▶ Exercise brief
Output every entry exactly as written, but omit the pictures.

** START Extracted entries **

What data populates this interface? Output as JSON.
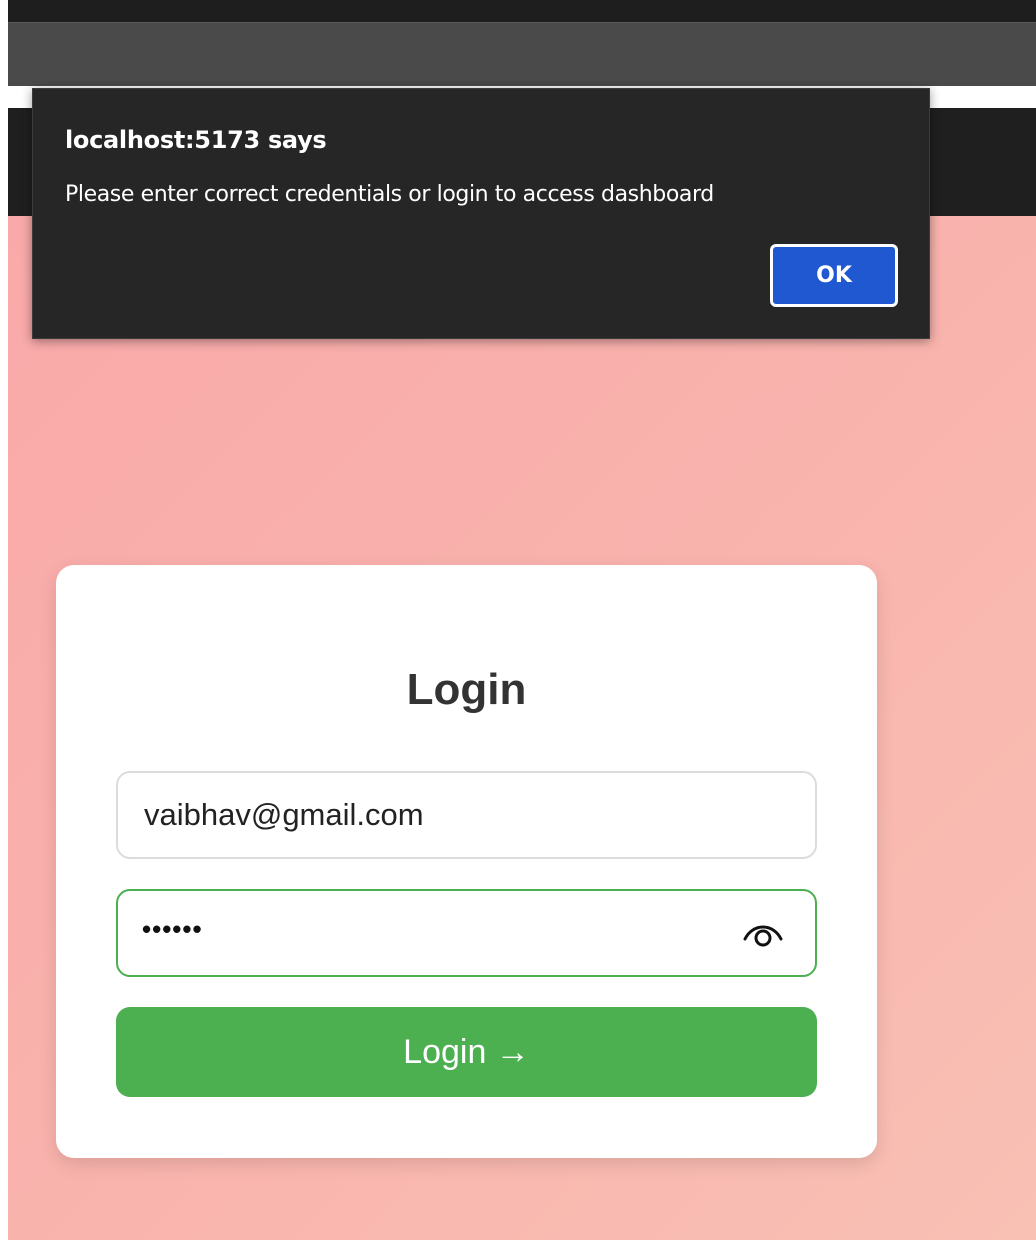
{
  "alert": {
    "title": "localhost:5173 says",
    "message": "Please enter correct credentials or login to access dashboard",
    "ok_label": "OK"
  },
  "login": {
    "title": "Login",
    "email_value": "vaibhav@gmail.com",
    "password_masked": "••••••",
    "button_label": "Login →"
  },
  "icons": {
    "password_toggle": "eye-icon"
  },
  "colors": {
    "page_background": "#f9b0a9",
    "alert_background": "#262626",
    "ok_button": "#2058d2",
    "login_button": "#4caf50",
    "password_border_focus": "#4caf50",
    "navbar": "#1f1f1f"
  }
}
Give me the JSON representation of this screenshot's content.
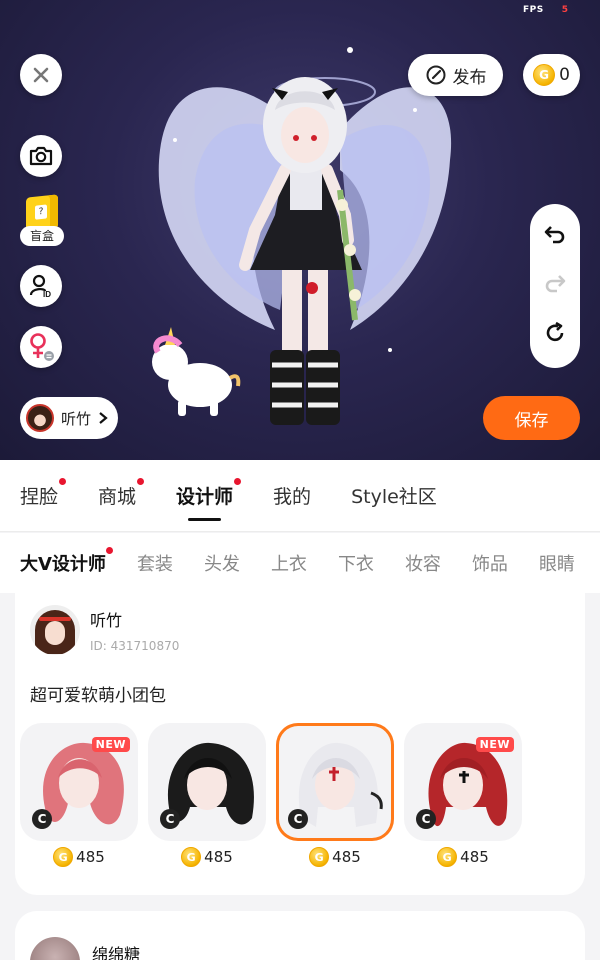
{
  "status": {
    "fps_label": "FPS",
    "fps_value": "5"
  },
  "top_bar": {
    "publish_label": "发布",
    "coin_balance": "0"
  },
  "left_tools": {
    "blindbox_label": "盲盒",
    "author_name": "听竹"
  },
  "actions": {
    "save_label": "保存"
  },
  "main_tabs": [
    {
      "label": "捏脸",
      "dot": true
    },
    {
      "label": "商城",
      "dot": true
    },
    {
      "label": "设计师",
      "dot": true,
      "active": true
    },
    {
      "label": "我的",
      "dot": false
    },
    {
      "label": "Style社区",
      "dot": false
    }
  ],
  "sub_tabs": [
    {
      "label": "大V设计师",
      "dot": true,
      "active": true
    },
    {
      "label": "套装"
    },
    {
      "label": "头发"
    },
    {
      "label": "上衣"
    },
    {
      "label": "下衣"
    },
    {
      "label": "妆容"
    },
    {
      "label": "饰品"
    },
    {
      "label": "眼睛"
    }
  ],
  "designers": [
    {
      "name": "听竹",
      "id_text": "ID: 431710870",
      "description": "超可爱软萌小团包",
      "items": [
        {
          "price": "485",
          "new_label": "NEW",
          "hair_color": "#e0747c",
          "selected": false
        },
        {
          "price": "485",
          "new_label": "",
          "hair_color": "#1b1b1b",
          "selected": false
        },
        {
          "price": "485",
          "new_label": "",
          "hair_color": "#e9e9ee",
          "selected": true
        },
        {
          "price": "485",
          "new_label": "NEW",
          "hair_color": "#b5262a",
          "selected": false
        }
      ]
    },
    {
      "name": "绵绵糖"
    }
  ],
  "colors": {
    "accent": "#ff6a14",
    "dot": "#e8162f",
    "stage_bg": "#2a2650"
  },
  "icons": [
    "close-icon",
    "camera-icon",
    "id-icon",
    "gender-female-icon",
    "publish-icon",
    "coin-icon",
    "undo-icon",
    "redo-icon",
    "reset-icon",
    "copyright-icon",
    "chevron-right-icon"
  ]
}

** END Extracted entries **

▶ Correct response
What data populates this interface? Output as JSON.
{
  "alert": {
    "title": "localhost:5173 says",
    "message": "Please enter correct credentials or login to access dashboard",
    "ok_label": "OK"
  },
  "login": {
    "title": "Login",
    "email_value": "vaibhav@gmail.com",
    "password_masked": "••••••",
    "button_label": "Login →"
  },
  "icons": {
    "password_toggle": "eye-icon"
  },
  "colors": {
    "page_background": "#f9b0a9",
    "alert_background": "#262626",
    "ok_button": "#2058d2",
    "login_button": "#4caf50",
    "password_border_focus": "#4caf50",
    "navbar": "#1f1f1f"
  }
}
Give me the JSON representation of this screenshot's content.
{
  "status": {
    "fps_label": "FPS",
    "fps_value": "5"
  },
  "top_bar": {
    "publish_label": "发布",
    "coin_balance": "0"
  },
  "left_tools": {
    "blindbox_label": "盲盒",
    "author_name": "听竹"
  },
  "actions": {
    "save_label": "保存"
  },
  "main_tabs": [
    {
      "label": "捏脸",
      "dot": true
    },
    {
      "label": "商城",
      "dot": true
    },
    {
      "label": "设计师",
      "dot": true,
      "active": true
    },
    {
      "label": "我的",
      "dot": false
    },
    {
      "label": "Style社区",
      "dot": false
    }
  ],
  "sub_tabs": [
    {
      "label": "大V设计师",
      "dot": true,
      "active": true
    },
    {
      "label": "套装"
    },
    {
      "label": "头发"
    },
    {
      "label": "上衣"
    },
    {
      "label": "下衣"
    },
    {
      "label": "妆容"
    },
    {
      "label": "饰品"
    },
    {
      "label": "眼睛"
    }
  ],
  "designers": [
    {
      "name": "听竹",
      "id_text": "ID: 431710870",
      "description": "超可爱软萌小团包",
      "items": [
        {
          "price": "485",
          "new_label": "NEW",
          "hair_color": "#e0747c",
          "selected": false
        },
        {
          "price": "485",
          "new_label": "",
          "hair_color": "#1b1b1b",
          "selected": false
        },
        {
          "price": "485",
          "new_label": "",
          "hair_color": "#e9e9ee",
          "selected": true
        },
        {
          "price": "485",
          "new_label": "NEW",
          "hair_color": "#b5262a",
          "selected": false
        }
      ]
    },
    {
      "name": "绵绵糖"
    }
  ],
  "colors": {
    "accent": "#ff6a14",
    "dot": "#e8162f",
    "stage_bg": "#2a2650"
  },
  "icons": [
    "close-icon",
    "camera-icon",
    "id-icon",
    "gender-female-icon",
    "publish-icon",
    "coin-icon",
    "undo-icon",
    "redo-icon",
    "reset-icon",
    "copyright-icon",
    "chevron-right-icon"
  ]
}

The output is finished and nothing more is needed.